[Requirements]:
Reproduce the entries below, changing every "category-label" to "row-label" and keeping everything else the same, but leave out the pictures.

[Exercise data]:
* BEGIN *
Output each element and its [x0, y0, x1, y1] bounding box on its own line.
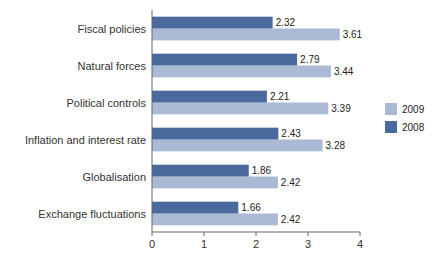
chart: 0 1 2 3 4 3.61 3.44 3.39 3.28 2.42 2.42 2.32 2.79 2.2…: [0, 0, 442, 265]
x-axis: [152, 232, 360, 233]
x-tick-label: 2: [253, 238, 259, 250]
x-tick: [360, 232, 361, 236]
bar: [152, 140, 323, 152]
bar: [152, 91, 267, 103]
x-tick-label: 4: [357, 238, 363, 250]
data-label: 3.28: [326, 140, 346, 151]
legend-label: 2009: [402, 104, 425, 115]
data-label: 2.42: [281, 214, 301, 225]
y-axis: [152, 10, 153, 232]
bar: [152, 29, 340, 41]
x-tick-label: 0: [149, 238, 155, 250]
bar: [152, 54, 297, 66]
data-label: 2.42: [281, 177, 301, 188]
bars: [152, 17, 340, 226]
data-label: 2.79: [300, 54, 320, 65]
x-tick: [308, 232, 309, 236]
legend: 2009 2008: [385, 103, 425, 133]
data-label: 3.61: [343, 29, 363, 40]
data-label: 1.66: [241, 202, 261, 213]
legend-label: 2008: [402, 122, 425, 133]
category-label: Inflation and interest rate: [25, 134, 146, 146]
legend-swatch: [385, 103, 397, 115]
x-tick: [152, 232, 153, 236]
legend-swatch: [385, 121, 397, 133]
data-label: 2.43: [281, 128, 301, 139]
category-label: Exchange fluctuations: [38, 208, 146, 220]
x-tick: [256, 232, 257, 236]
bar: [152, 214, 278, 226]
bar: [152, 165, 249, 177]
data-label: 1.86: [252, 165, 272, 176]
x-tick: [204, 232, 205, 236]
data-label: 3.39: [331, 103, 351, 114]
x-tick-label: 3: [305, 238, 311, 250]
data-label: 3.44: [334, 66, 354, 77]
bar: [152, 66, 331, 78]
bar: [152, 202, 238, 214]
category-label: Fiscal policies: [78, 23, 147, 35]
category-label: Globalisation: [82, 171, 146, 183]
data-label: 2.32: [276, 17, 296, 28]
data-label: 2.21: [270, 91, 290, 102]
bar: [152, 103, 328, 115]
bar: [152, 128, 278, 140]
bar: [152, 17, 273, 29]
category-label: Political controls: [67, 97, 147, 109]
category-label: Natural forces: [78, 60, 147, 72]
x-tick-label: 1: [201, 238, 207, 250]
bar: [152, 177, 278, 189]
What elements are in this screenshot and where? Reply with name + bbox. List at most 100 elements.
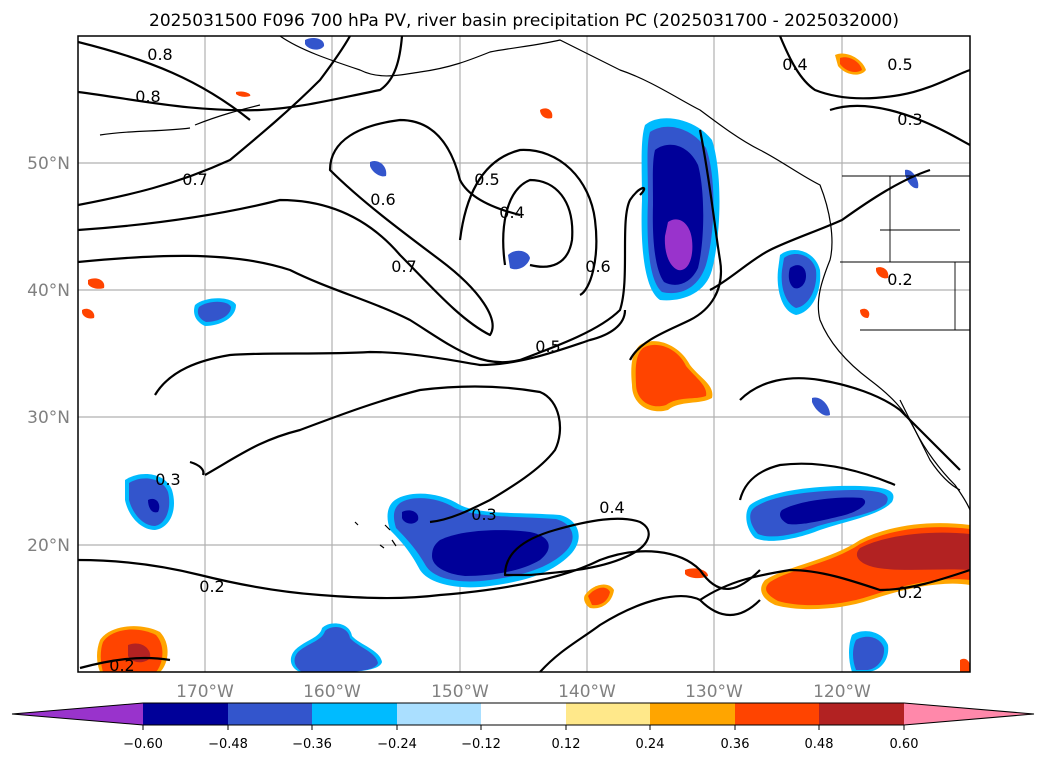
pv-contour-line <box>78 40 251 121</box>
pv-contour-line <box>79 656 171 670</box>
pv-contour-line <box>189 460 205 476</box>
lat-label: 20°N <box>27 536 70 556</box>
coastline-north-america <box>279 36 970 511</box>
lon-label: 120°W <box>813 682 871 702</box>
coastlines <box>99 36 970 549</box>
contour-label: 0.2 <box>199 577 224 596</box>
colorbar-segment <box>650 703 735 725</box>
colorbar-tick-label: −0.36 <box>292 737 332 752</box>
colorbar-tick-labels: −0.60 −0.48 −0.36 −0.24 −0.12 0.12 0.24 … <box>123 737 918 752</box>
contour-label: 0.6 <box>370 190 395 209</box>
contour-label: 0.4 <box>599 498 624 517</box>
contour-label: 0.2 <box>887 270 912 289</box>
pv-contours <box>78 36 970 672</box>
contour-label: 0.3 <box>155 470 180 489</box>
pv-contour-line <box>778 36 970 100</box>
precip-region <box>780 497 866 525</box>
precip-region <box>370 160 387 177</box>
precip-region <box>508 250 530 270</box>
lon-label: 140°W <box>558 682 616 702</box>
coastline-baja <box>899 399 961 491</box>
colorbar-ticks <box>142 725 905 730</box>
contour-label: 0.5 <box>535 337 560 356</box>
colorbar-tick-label: 0.12 <box>552 737 581 752</box>
lon-label: 150°W <box>431 682 489 702</box>
precip-region <box>82 308 95 319</box>
pv-contour-line <box>829 104 970 146</box>
colorbar-tick-label: −0.60 <box>123 737 163 752</box>
precip-region <box>685 568 708 579</box>
colorbar-segment <box>735 703 819 725</box>
precip-shading <box>82 38 970 672</box>
pv-contour-line <box>78 550 761 600</box>
coastline-hawaii <box>379 524 397 549</box>
precip-region <box>788 265 806 289</box>
lat-label: 50°N <box>27 154 70 174</box>
precip-region <box>402 510 419 524</box>
contour-label: 0.4 <box>499 203 524 222</box>
precip-region <box>305 38 325 50</box>
pv-contour-line <box>78 187 646 364</box>
precip-region <box>812 397 830 416</box>
colorbar-extend-min <box>12 703 143 725</box>
colorbar-tick-label: 0.24 <box>636 737 665 752</box>
precip-region <box>148 498 160 513</box>
pv-contour-line <box>539 595 761 672</box>
precip-region <box>876 267 889 279</box>
colorbar-tick-label: −0.12 <box>461 737 501 752</box>
contour-label: 0.8 <box>135 87 160 106</box>
colorbar-extend-max <box>904 703 1034 725</box>
precip-region <box>236 91 251 97</box>
lat-label: 40°N <box>27 281 70 301</box>
contour-label: 0.7 <box>391 257 416 276</box>
colorbar-segment <box>819 703 904 725</box>
pv-contour-line <box>503 517 650 577</box>
coastline-island <box>354 521 359 526</box>
colorbar-tick-label: 0.60 <box>890 737 919 752</box>
colorbar-segment <box>143 703 228 725</box>
colorbar-segment <box>397 703 481 725</box>
precip-region <box>840 57 862 72</box>
contour-label: 0.8 <box>147 45 172 64</box>
precip-region <box>635 344 707 407</box>
coastline-aleutians <box>99 127 191 136</box>
precip-region <box>856 532 970 570</box>
contour-labels: 0.8 0.8 0.7 0.6 0.7 0.5 0.4 0.6 0.5 0.4 … <box>109 45 922 675</box>
colorbar-segment <box>481 703 566 725</box>
precip-region <box>294 626 378 672</box>
precip-region <box>432 530 549 576</box>
contour-label: 0.6 <box>585 257 610 276</box>
contour-label: 0.5 <box>474 170 499 189</box>
pv-contour-line <box>629 129 723 361</box>
contour-label: 0.2 <box>109 656 134 675</box>
colorbar-segment <box>312 703 397 725</box>
contour-label: 0.7 <box>182 170 207 189</box>
pv-contour-line <box>502 178 574 268</box>
contour-label: 0.3 <box>471 505 496 524</box>
precip-region <box>853 636 885 670</box>
lon-label: 130°W <box>685 682 743 702</box>
precip-region <box>88 278 105 289</box>
contour-label: 0.4 <box>782 55 807 74</box>
lon-label: 160°W <box>303 682 361 702</box>
colorbar-segment <box>566 703 650 725</box>
colorbar-tick-label: 0.36 <box>721 737 750 752</box>
lat-label: 30°N <box>27 408 70 428</box>
map-frame <box>77 35 971 673</box>
lon-labels: 170°W 160°W 150°W 140°W 130°W 120°W <box>176 682 871 702</box>
precip-region <box>588 587 610 606</box>
precip-region <box>664 219 693 271</box>
lat-labels: 50°N 40°N 30°N 20°N <box>27 154 70 556</box>
pv-contour-line <box>204 385 562 524</box>
colorbar: −0.60 −0.48 −0.36 −0.24 −0.12 0.12 0.24 … <box>11 702 1035 752</box>
pv-contour-line <box>78 36 351 207</box>
colorbar-segment <box>228 703 312 725</box>
contour-label: 0.2 <box>897 583 922 602</box>
precip-region <box>860 308 870 318</box>
figure-title: 2025031500 F096 700 hPa PV, river basin … <box>149 11 899 31</box>
coastline-alaska-peninsula <box>194 104 261 126</box>
map-panel: 0.8 0.8 0.7 0.6 0.7 0.5 0.4 0.6 0.5 0.4 … <box>77 35 971 675</box>
pv-contour-line <box>78 36 404 112</box>
pv-contour-line <box>739 377 961 471</box>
* END *
[Output for this exercise]:
Output each element and its [x0, y0, x1, y1] bounding box on its own line.
chart: 0 1 2 3 4 3.61 3.44 3.39 3.28 2.42 2.42 2.32 2.79 2.2…: [0, 0, 442, 265]
x-axis: [152, 232, 360, 233]
x-tick-label: 2: [253, 238, 259, 250]
x-tick: [360, 232, 361, 236]
bar: [152, 140, 323, 152]
bar: [152, 91, 267, 103]
x-tick-label: 4: [357, 238, 363, 250]
data-label: 3.28: [326, 140, 346, 151]
legend-label: 2009: [402, 104, 425, 115]
data-label: 2.42: [281, 214, 301, 225]
y-axis: [152, 10, 153, 232]
bar: [152, 29, 340, 41]
x-tick-label: 0: [149, 238, 155, 250]
bar: [152, 54, 297, 66]
data-label: 2.42: [281, 177, 301, 188]
bars: [152, 17, 340, 226]
data-label: 2.79: [300, 54, 320, 65]
x-tick: [308, 232, 309, 236]
legend: 2009 2008: [385, 103, 425, 133]
data-label: 3.61: [343, 29, 363, 40]
data-label: 1.66: [241, 202, 261, 213]
legend-label: 2008: [402, 122, 425, 133]
row-label: Inflation and interest rate: [25, 134, 146, 146]
legend-swatch: [385, 103, 397, 115]
x-tick: [152, 232, 153, 236]
legend-swatch: [385, 121, 397, 133]
data-label: 2.43: [281, 128, 301, 139]
row-label: Exchange fluctuations: [38, 208, 146, 220]
x-tick: [256, 232, 257, 236]
bar: [152, 214, 278, 226]
bar: [152, 165, 249, 177]
data-label: 1.86: [252, 165, 272, 176]
x-tick: [204, 232, 205, 236]
data-label: 3.39: [331, 103, 351, 114]
x-tick-label: 3: [305, 238, 311, 250]
data-label: 3.44: [334, 66, 354, 77]
bar: [152, 66, 331, 78]
bar: [152, 202, 238, 214]
row-label: Fiscal policies: [78, 23, 147, 35]
row-label: Globalisation: [82, 171, 146, 183]
data-label: 2.32: [276, 17, 296, 28]
data-label: 2.21: [270, 91, 290, 102]
bar: [152, 103, 328, 115]
bar: [152, 128, 278, 140]
bar: [152, 17, 273, 29]
row-label: Political controls: [67, 97, 147, 109]
row-label: Natural forces: [78, 60, 147, 72]
x-tick-label: 1: [201, 238, 207, 250]
bar: [152, 177, 278, 189]
What elements are in this screenshot and where? Reply with name + bbox. List at most 100 elements.
pv-contour-line <box>78 40 251 121</box>
pv-contour-line <box>79 656 171 670</box>
pv-contour-line <box>189 460 205 476</box>
lat-label: 20°N <box>27 536 70 556</box>
coastline-north-america <box>279 36 970 511</box>
lon-label: 120°W <box>813 682 871 702</box>
coastlines <box>99 36 970 549</box>
contour-label: 0.2 <box>199 577 224 596</box>
colorbar-segment <box>650 703 735 725</box>
colorbar-tick-label: −0.36 <box>292 737 332 752</box>
colorbar-tick-labels: −0.60 −0.48 −0.36 −0.24 −0.12 0.12 0.24 … <box>123 737 918 752</box>
contour-label: 0.6 <box>370 190 395 209</box>
contour-label: 0.4 <box>599 498 624 517</box>
contour-label: 0.2 <box>887 270 912 289</box>
pv-contours <box>78 36 970 672</box>
contour-label: 0.3 <box>155 470 180 489</box>
pv-contour-line <box>778 36 970 100</box>
precip-region <box>780 497 866 525</box>
precip-region <box>370 160 387 177</box>
precip-region <box>508 250 530 270</box>
lon-label: 140°W <box>558 682 616 702</box>
coastline-baja <box>899 399 961 491</box>
colorbar-ticks <box>142 725 905 730</box>
contour-label: 0.5 <box>535 337 560 356</box>
colorbar-tick-label: 0.12 <box>552 737 581 752</box>
lon-label: 150°W <box>431 682 489 702</box>
precip-region <box>82 308 95 319</box>
pv-contour-line <box>829 104 970 146</box>
colorbar-tick-label: −0.60 <box>123 737 163 752</box>
precip-region <box>685 568 708 579</box>
colorbar-segment <box>735 703 819 725</box>
precip-shading <box>82 38 970 672</box>
pv-contour-line <box>78 550 761 600</box>
coastline-hawaii <box>379 524 397 549</box>
precip-region <box>788 265 806 289</box>
lat-label: 50°N <box>27 154 70 174</box>
precip-region <box>402 510 419 524</box>
contour-label: 0.4 <box>499 203 524 222</box>
precip-region <box>305 38 325 50</box>
pv-contour-line <box>78 187 646 364</box>
precip-region <box>812 397 830 416</box>
colorbar-extend-min <box>12 703 143 725</box>
colorbar-tick-label: 0.24 <box>636 737 665 752</box>
precip-region <box>148 498 160 513</box>
pv-contour-line <box>539 595 761 672</box>
precip-region <box>876 267 889 279</box>
colorbar-tick-label: −0.12 <box>461 737 501 752</box>
contour-label: 0.8 <box>135 87 160 106</box>
colorbar-extend-max <box>904 703 1034 725</box>
precip-region <box>236 91 251 97</box>
lat-label: 40°N <box>27 281 70 301</box>
contour-label: 0.7 <box>391 257 416 276</box>
colorbar-segment <box>819 703 904 725</box>
pv-contour-line <box>503 517 650 577</box>
coastline-island <box>354 521 359 526</box>
colorbar-tick-label: 0.60 <box>890 737 919 752</box>
colorbar-segment <box>143 703 228 725</box>
colorbar-segment <box>397 703 481 725</box>
precip-region <box>840 57 862 72</box>
contour-label: 0.8 <box>147 45 172 64</box>
precip-region <box>635 344 707 407</box>
coastline-aleutians <box>99 127 191 136</box>
precip-region <box>856 532 970 570</box>
contour-labels: 0.8 0.8 0.7 0.6 0.7 0.5 0.4 0.6 0.5 0.4 … <box>109 45 922 675</box>
colorbar-segment <box>481 703 566 725</box>
precip-region <box>294 626 378 672</box>
precip-region <box>432 530 549 576</box>
contour-label: 0.6 <box>585 257 610 276</box>
contour-label: 0.5 <box>474 170 499 189</box>
pv-contour-line <box>629 129 723 361</box>
contour-label: 0.2 <box>109 656 134 675</box>
colorbar-segment <box>312 703 397 725</box>
contour-label: 0.7 <box>182 170 207 189</box>
pv-contour-line <box>502 178 574 268</box>
contour-label: 0.3 <box>471 505 496 524</box>
precip-region <box>853 636 885 670</box>
lon-label: 130°W <box>685 682 743 702</box>
precip-region <box>88 278 105 289</box>
contour-label: 0.4 <box>782 55 807 74</box>
lon-label: 160°W <box>303 682 361 702</box>
colorbar-segment <box>566 703 650 725</box>
colorbar-tick-label: 0.36 <box>721 737 750 752</box>
lat-label: 30°N <box>27 408 70 428</box>
map-frame <box>77 35 971 673</box>
lon-labels: 170°W 160°W 150°W 140°W 130°W 120°W <box>176 682 871 702</box>
precip-region <box>588 587 610 606</box>
precip-region <box>664 219 693 271</box>
lat-labels: 50°N 40°N 30°N 20°N <box>27 154 70 556</box>
pv-contour-line <box>204 385 562 524</box>
colorbar: −0.60 −0.48 −0.36 −0.24 −0.12 0.12 0.24 … <box>11 702 1035 752</box>
pv-contour-line <box>78 36 351 207</box>
colorbar-segment <box>228 703 312 725</box>
contour-label: 0.2 <box>897 583 922 602</box>
precip-region <box>860 308 870 318</box>
figure-title: 2025031500 F096 700 hPa PV, river basin … <box>149 11 899 31</box>
coastline-alaska-peninsula <box>194 104 261 126</box>
map-panel: 0.8 0.8 0.7 0.6 0.7 0.5 0.4 0.6 0.5 0.4 … <box>77 35 971 675</box>
pv-contour-line <box>78 36 404 112</box>
pv-contour-line <box>739 377 961 471</box>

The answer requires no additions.